>> Start Supplied material

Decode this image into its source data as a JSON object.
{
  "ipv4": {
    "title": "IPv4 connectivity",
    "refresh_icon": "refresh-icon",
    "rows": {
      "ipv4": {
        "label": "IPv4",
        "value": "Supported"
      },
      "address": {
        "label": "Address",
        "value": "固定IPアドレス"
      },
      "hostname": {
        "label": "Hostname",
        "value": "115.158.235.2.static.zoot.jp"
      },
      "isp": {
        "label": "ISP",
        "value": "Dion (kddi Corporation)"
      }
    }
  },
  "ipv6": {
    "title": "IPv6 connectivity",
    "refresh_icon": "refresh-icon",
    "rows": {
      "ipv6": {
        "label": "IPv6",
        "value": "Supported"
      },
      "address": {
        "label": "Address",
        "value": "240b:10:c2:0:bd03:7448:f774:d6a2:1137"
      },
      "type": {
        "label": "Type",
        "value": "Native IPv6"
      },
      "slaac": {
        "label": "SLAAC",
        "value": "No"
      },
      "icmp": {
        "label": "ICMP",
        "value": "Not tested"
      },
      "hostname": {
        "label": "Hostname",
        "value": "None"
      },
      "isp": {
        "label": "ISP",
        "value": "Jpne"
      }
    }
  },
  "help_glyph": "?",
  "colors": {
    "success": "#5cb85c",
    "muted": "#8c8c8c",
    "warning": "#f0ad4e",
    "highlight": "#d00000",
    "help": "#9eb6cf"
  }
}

>> End Supplied material

Problem statement:
Determine how many lines in the records contain "title", and reply with the number only.

Written answer:
2